(Dataset records)
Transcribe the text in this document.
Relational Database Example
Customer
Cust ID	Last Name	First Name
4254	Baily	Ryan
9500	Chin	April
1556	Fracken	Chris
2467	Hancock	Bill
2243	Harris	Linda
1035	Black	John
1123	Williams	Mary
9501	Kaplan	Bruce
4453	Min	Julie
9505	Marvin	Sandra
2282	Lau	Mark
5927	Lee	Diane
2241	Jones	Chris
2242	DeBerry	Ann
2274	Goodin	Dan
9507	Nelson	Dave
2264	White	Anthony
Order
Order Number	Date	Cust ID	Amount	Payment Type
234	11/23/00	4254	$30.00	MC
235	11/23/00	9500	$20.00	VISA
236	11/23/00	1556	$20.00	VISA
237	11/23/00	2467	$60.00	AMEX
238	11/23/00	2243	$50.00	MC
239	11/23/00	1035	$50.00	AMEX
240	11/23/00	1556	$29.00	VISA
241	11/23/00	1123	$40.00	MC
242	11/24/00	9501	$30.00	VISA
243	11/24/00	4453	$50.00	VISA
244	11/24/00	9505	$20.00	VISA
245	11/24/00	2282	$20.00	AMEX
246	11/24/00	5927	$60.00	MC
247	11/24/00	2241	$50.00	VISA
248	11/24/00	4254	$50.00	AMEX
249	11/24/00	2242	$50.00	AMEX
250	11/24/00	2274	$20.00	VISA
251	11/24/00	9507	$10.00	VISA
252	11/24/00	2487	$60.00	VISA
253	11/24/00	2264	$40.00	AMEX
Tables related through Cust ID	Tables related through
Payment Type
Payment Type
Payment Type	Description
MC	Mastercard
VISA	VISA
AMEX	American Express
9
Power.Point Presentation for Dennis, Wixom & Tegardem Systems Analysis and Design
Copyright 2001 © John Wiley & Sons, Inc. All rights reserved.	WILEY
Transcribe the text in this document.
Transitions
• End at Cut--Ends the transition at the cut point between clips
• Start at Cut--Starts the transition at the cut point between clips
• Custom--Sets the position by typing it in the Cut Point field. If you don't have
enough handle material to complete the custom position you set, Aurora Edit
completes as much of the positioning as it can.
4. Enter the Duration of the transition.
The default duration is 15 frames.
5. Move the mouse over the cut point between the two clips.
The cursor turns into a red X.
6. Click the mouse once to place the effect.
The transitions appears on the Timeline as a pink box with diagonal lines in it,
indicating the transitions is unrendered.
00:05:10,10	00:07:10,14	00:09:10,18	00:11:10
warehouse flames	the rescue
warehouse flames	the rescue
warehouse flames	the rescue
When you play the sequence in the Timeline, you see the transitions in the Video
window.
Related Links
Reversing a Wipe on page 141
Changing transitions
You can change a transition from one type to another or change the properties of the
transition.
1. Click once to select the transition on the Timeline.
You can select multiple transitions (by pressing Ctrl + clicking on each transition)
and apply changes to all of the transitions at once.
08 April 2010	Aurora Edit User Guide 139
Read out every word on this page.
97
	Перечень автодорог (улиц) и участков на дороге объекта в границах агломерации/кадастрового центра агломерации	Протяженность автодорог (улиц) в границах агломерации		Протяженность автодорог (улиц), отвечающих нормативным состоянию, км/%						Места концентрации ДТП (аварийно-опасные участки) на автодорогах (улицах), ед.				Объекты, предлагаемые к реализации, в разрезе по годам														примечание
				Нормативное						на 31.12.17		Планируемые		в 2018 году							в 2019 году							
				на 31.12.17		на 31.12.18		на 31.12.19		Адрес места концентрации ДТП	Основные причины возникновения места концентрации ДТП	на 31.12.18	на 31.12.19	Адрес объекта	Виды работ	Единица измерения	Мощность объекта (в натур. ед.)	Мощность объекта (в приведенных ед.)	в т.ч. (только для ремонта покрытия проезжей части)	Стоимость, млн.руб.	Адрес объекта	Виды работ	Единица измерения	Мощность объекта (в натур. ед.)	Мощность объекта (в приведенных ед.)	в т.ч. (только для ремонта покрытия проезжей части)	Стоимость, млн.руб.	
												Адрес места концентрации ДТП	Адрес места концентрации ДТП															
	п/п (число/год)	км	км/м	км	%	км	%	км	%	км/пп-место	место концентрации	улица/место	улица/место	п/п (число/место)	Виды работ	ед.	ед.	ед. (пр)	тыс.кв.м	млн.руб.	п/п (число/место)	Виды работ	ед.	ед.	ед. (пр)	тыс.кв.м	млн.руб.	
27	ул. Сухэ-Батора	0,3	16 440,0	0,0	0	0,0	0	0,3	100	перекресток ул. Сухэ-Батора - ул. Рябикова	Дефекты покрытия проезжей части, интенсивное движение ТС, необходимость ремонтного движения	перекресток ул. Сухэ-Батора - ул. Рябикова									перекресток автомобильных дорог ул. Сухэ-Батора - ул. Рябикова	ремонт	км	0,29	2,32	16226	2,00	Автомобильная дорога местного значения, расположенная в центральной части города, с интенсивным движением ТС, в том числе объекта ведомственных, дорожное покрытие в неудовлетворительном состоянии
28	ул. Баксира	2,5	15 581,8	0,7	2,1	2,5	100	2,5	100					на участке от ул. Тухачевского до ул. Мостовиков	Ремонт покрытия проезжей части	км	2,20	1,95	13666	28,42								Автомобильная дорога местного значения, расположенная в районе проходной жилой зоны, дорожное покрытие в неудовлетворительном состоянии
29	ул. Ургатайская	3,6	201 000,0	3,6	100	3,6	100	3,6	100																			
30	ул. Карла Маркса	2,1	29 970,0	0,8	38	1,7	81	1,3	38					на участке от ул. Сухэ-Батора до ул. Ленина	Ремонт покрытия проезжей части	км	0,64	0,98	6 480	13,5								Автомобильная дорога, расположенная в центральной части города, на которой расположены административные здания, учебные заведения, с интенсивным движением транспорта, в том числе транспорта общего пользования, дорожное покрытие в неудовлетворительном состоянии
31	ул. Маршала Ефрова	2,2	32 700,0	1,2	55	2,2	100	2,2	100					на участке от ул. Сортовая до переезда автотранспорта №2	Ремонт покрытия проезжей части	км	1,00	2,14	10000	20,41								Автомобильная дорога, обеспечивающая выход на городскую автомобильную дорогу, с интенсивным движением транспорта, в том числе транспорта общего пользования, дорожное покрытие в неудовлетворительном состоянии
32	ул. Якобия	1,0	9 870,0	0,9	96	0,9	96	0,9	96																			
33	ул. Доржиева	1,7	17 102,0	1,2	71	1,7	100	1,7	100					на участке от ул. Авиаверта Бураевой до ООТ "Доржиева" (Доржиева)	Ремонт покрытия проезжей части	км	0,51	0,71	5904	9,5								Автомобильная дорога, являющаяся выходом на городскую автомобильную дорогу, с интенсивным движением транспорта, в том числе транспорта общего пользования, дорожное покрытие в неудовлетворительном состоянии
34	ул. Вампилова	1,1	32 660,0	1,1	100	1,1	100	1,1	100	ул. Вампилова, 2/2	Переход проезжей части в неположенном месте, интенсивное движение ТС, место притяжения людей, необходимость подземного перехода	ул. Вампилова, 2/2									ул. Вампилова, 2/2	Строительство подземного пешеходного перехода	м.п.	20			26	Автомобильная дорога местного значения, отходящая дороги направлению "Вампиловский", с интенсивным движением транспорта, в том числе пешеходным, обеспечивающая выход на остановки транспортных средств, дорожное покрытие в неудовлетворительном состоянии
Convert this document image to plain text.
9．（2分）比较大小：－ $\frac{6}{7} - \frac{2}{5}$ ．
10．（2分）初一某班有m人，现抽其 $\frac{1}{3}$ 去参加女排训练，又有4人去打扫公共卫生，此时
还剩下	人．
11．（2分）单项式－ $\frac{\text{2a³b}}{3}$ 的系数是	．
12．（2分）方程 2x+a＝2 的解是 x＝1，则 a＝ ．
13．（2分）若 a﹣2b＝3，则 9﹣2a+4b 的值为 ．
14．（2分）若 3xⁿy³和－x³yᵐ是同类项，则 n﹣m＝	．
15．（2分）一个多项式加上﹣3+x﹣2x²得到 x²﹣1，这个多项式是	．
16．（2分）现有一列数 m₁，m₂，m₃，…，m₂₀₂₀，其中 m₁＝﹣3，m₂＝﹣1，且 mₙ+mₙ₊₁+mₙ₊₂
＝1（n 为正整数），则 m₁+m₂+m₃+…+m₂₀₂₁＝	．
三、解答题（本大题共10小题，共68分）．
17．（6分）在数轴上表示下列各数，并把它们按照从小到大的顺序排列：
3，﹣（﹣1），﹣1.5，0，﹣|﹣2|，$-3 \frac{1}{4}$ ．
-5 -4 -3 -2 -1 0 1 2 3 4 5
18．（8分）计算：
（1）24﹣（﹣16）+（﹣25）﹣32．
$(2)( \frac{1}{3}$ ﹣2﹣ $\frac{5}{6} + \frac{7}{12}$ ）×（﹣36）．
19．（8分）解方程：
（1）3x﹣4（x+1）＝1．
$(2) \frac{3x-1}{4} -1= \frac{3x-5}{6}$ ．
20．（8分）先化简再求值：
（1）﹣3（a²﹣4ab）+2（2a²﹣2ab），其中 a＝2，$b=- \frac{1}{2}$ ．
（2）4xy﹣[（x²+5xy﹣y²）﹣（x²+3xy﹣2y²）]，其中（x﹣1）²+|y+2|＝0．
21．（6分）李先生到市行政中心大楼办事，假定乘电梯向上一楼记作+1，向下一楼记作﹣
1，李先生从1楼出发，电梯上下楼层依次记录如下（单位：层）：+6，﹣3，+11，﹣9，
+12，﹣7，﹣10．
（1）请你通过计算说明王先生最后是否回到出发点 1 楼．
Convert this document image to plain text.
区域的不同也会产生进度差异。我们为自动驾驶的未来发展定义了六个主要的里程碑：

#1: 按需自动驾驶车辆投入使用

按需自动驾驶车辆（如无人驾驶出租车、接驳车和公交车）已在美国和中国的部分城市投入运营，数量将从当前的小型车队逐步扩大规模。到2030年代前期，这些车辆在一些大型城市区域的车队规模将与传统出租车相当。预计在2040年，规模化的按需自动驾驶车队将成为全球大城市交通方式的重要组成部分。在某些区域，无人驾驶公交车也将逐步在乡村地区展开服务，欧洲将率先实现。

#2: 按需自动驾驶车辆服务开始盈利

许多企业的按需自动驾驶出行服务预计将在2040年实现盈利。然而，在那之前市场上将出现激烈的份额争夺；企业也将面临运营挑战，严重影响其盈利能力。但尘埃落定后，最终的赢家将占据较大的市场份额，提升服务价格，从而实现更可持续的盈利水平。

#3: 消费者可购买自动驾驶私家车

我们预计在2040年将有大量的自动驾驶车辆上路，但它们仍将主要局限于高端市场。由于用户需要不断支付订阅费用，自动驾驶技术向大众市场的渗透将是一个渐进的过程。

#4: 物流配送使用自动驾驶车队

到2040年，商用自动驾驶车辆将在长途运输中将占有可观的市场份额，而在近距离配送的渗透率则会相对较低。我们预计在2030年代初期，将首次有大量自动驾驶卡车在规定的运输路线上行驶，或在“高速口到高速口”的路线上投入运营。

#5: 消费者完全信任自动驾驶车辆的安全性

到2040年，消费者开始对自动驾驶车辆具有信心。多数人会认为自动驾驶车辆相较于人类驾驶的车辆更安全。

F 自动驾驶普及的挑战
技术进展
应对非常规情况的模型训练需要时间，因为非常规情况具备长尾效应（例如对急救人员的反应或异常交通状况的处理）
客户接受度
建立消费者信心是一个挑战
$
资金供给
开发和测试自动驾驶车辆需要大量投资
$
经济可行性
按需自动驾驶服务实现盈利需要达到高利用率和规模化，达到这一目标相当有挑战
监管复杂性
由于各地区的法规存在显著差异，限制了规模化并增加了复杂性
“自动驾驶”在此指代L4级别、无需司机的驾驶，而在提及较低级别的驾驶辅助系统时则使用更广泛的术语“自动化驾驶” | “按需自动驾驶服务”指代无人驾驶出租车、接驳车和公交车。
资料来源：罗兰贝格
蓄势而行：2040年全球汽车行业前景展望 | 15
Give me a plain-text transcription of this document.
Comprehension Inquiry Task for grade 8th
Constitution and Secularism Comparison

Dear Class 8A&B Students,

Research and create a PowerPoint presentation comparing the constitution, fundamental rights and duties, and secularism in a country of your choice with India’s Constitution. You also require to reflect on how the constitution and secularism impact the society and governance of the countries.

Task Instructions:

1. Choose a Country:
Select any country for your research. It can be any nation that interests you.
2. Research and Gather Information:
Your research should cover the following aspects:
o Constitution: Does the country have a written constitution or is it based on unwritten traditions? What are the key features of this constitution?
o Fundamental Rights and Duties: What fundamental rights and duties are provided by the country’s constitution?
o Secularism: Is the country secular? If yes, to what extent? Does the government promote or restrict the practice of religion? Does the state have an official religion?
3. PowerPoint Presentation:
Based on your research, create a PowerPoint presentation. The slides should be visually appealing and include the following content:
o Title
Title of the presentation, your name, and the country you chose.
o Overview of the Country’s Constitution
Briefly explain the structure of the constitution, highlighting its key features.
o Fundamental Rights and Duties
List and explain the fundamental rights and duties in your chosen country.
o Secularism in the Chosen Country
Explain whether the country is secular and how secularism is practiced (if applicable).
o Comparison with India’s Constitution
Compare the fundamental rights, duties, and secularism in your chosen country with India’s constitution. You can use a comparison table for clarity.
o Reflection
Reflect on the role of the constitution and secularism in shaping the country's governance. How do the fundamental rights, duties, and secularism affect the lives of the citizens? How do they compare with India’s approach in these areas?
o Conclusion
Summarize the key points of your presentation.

• _WHAT YOU WILL DO_
Within the listing, how many lines hold the word "India"? Only the number is to be given.

• _SOLUTION BELOW_
4